§ What is required
Copy all the material below, exactly as it stands.

(Records excerpted from a collection)
* * * * * * *

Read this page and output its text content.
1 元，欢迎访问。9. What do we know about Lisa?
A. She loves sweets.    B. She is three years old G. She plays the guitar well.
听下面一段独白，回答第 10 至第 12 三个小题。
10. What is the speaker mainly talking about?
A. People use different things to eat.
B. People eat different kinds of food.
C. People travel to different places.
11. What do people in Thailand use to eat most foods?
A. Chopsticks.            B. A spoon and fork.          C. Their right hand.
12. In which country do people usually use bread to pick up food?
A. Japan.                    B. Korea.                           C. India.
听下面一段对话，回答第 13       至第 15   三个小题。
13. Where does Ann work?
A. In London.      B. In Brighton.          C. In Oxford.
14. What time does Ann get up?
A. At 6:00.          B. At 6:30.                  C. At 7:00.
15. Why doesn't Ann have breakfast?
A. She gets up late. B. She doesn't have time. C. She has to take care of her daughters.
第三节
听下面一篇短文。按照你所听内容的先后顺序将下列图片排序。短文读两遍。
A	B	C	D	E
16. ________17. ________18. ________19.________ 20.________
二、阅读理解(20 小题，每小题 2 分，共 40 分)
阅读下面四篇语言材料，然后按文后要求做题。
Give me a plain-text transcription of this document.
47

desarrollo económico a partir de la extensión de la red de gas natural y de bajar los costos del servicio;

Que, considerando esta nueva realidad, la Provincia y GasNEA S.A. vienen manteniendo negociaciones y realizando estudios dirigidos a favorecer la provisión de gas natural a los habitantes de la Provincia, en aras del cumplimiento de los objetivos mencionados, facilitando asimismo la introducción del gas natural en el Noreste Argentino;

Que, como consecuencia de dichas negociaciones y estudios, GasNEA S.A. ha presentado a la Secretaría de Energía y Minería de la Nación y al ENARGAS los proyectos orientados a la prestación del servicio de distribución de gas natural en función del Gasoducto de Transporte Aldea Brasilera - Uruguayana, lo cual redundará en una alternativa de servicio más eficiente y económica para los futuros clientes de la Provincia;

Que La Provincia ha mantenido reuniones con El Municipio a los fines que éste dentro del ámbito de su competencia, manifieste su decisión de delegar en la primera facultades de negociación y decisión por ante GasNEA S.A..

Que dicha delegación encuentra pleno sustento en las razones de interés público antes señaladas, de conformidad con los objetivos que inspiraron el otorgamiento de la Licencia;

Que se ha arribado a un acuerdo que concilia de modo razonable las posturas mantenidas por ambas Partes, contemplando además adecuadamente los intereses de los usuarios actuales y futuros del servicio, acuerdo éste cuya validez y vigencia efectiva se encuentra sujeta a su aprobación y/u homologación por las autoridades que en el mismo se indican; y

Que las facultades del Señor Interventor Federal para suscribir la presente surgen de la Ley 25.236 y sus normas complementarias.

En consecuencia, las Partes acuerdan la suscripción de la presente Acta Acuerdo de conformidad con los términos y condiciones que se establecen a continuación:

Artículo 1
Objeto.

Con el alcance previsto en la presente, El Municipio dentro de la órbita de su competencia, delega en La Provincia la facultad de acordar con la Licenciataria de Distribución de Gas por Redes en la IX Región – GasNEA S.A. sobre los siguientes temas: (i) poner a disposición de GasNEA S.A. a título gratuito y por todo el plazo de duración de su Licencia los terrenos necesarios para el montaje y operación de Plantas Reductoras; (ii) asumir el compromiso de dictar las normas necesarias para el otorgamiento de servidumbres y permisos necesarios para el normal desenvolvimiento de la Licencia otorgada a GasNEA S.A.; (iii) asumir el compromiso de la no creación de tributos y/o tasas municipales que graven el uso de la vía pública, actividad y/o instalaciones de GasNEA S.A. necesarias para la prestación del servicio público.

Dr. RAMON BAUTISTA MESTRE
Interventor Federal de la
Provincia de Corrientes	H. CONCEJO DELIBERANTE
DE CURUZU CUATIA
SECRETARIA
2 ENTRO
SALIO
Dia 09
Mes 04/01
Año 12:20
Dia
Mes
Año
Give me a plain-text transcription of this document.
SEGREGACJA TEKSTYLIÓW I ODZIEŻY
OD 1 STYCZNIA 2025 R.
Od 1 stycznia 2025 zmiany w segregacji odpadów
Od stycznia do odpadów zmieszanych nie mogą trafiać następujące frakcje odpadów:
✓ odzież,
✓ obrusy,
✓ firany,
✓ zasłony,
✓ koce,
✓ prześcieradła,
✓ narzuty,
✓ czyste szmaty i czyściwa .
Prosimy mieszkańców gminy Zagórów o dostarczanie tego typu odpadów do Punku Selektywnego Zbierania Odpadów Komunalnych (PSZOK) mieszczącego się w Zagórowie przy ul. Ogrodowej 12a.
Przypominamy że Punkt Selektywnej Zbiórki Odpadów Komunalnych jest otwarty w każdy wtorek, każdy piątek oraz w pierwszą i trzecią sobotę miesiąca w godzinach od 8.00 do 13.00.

* * * * * * *

§ Task solution
Read this page and output its text content.
1 元，欢迎访问。9. What do we know about Lisa?
A. She loves sweets.    B. She is three years old G. She plays the guitar well.
听下面一段独白，回答第 10 至第 12 三个小题。
10. What is the speaker mainly talking about?
A. People use different things to eat.
B. People eat different kinds of food.
C. People travel to different places.
11. What do people in Thailand use to eat most foods?
A. Chopsticks.            B. A spoon and fork.          C. Their right hand.
12. In which country do people usually use bread to pick up food?
A. Japan.                    B. Korea.                           C. India.
听下面一段对话，回答第 13       至第 15   三个小题。
13. Where does Ann work?
A. In London.      B. In Brighton.          C. In Oxford.
14. What time does Ann get up?
A. At 6:00.          B. At 6:30.                  C. At 7:00.
15. Why doesn't Ann have breakfast?
A. She gets up late. B. She doesn't have time. C. She has to take care of her daughters.
第三节
听下面一篇短文。按照你所听内容的先后顺序将下列图片排序。短文读两遍。
A	B	C	D	E
16. ________17. ________18. ________19.________ 20.________
二、阅读理解(20 小题，每小题 2 分，共 40 分)
阅读下面四篇语言材料，然后按文后要求做题。
Give me a plain-text transcription of this document.
47

desarrollo económico a partir de la extensión de la red de gas natural y de bajar los costos del servicio;

Que, considerando esta nueva realidad, la Provincia y GasNEA S.A. vienen manteniendo negociaciones y realizando estudios dirigidos a favorecer la provisión de gas natural a los habitantes de la Provincia, en aras del cumplimiento de los objetivos mencionados, facilitando asimismo la introducción del gas natural en el Noreste Argentino;

Que, como consecuencia de dichas negociaciones y estudios, GasNEA S.A. ha presentado a la Secretaría de Energía y Minería de la Nación y al ENARGAS los proyectos orientados a la prestación del servicio de distribución de gas natural en función del Gasoducto de Transporte Aldea Brasilera - Uruguayana, lo cual redundará en una alternativa de servicio más eficiente y económica para los futuros clientes de la Provincia;

Que La Provincia ha mantenido reuniones con El Municipio a los fines que éste dentro del ámbito de su competencia, manifieste su decisión de delegar en la primera facultades de negociación y decisión por ante GasNEA S.A..

Que dicha delegación encuentra pleno sustento en las razones de interés público antes señaladas, de conformidad con los objetivos que inspiraron el otorgamiento de la Licencia;

Que se ha arribado a un acuerdo que concilia de modo razonable las posturas mantenidas por ambas Partes, contemplando además adecuadamente los intereses de los usuarios actuales y futuros del servicio, acuerdo éste cuya validez y vigencia efectiva se encuentra sujeta a su aprobación y/u homologación por las autoridades que en el mismo se indican; y

Que las facultades del Señor Interventor Federal para suscribir la presente surgen de la Ley 25.236 y sus normas complementarias.

En consecuencia, las Partes acuerdan la suscripción de la presente Acta Acuerdo de conformidad con los términos y condiciones que se establecen a continuación:

Artículo 1
Objeto.

Con el alcance previsto en la presente, El Municipio dentro de la órbita de su competencia, delega en La Provincia la facultad de acordar con la Licenciataria de Distribución de Gas por Redes en la IX Región – GasNEA S.A. sobre los siguientes temas: (i) poner a disposición de GasNEA S.A. a título gratuito y por todo el plazo de duración de su Licencia los terrenos necesarios para el montaje y operación de Plantas Reductoras; (ii) asumir el compromiso de dictar las normas necesarias para el otorgamiento de servidumbres y permisos necesarios para el normal desenvolvimiento de la Licencia otorgada a GasNEA S.A.; (iii) asumir el compromiso de la no creación de tributos y/o tasas municipales que graven el uso de la vía pública, actividad y/o instalaciones de GasNEA S.A. necesarias para la prestación del servicio público.

Dr. RAMON BAUTISTA MESTRE
Interventor Federal de la
Provincia de Corrientes	H. CONCEJO DELIBERANTE
DE CURUZU CUATIA
SECRETARIA
2 ENTRO
SALIO
Dia 09
Mes 04/01
Año 12:20
Dia
Mes
Año
Give me a plain-text transcription of this document.
SEGREGACJA TEKSTYLIÓW I ODZIEŻY
OD 1 STYCZNIA 2025 R.
Od 1 stycznia 2025 zmiany w segregacji odpadów
Od stycznia do odpadów zmieszanych nie mogą trafiać następujące frakcje odpadów:
✓ odzież,
✓ obrusy,
✓ firany,
✓ zasłony,
✓ koce,
✓ prześcieradła,
✓ narzuty,
✓ czyste szmaty i czyściwa .
Prosimy mieszkańców gminy Zagórów o dostarczanie tego typu odpadów do Punku Selektywnego Zbierania Odpadów Komunalnych (PSZOK) mieszczącego się w Zagórowie przy ul. Ogrodowej 12a.
Przypominamy że Punkt Selektywnej Zbiórki Odpadów Komunalnych jest otwarty w każdy wtorek, każdy piątek oraz w pierwszą i trzecią sobotę miesiąca w godzinach od 8.00 do 13.00.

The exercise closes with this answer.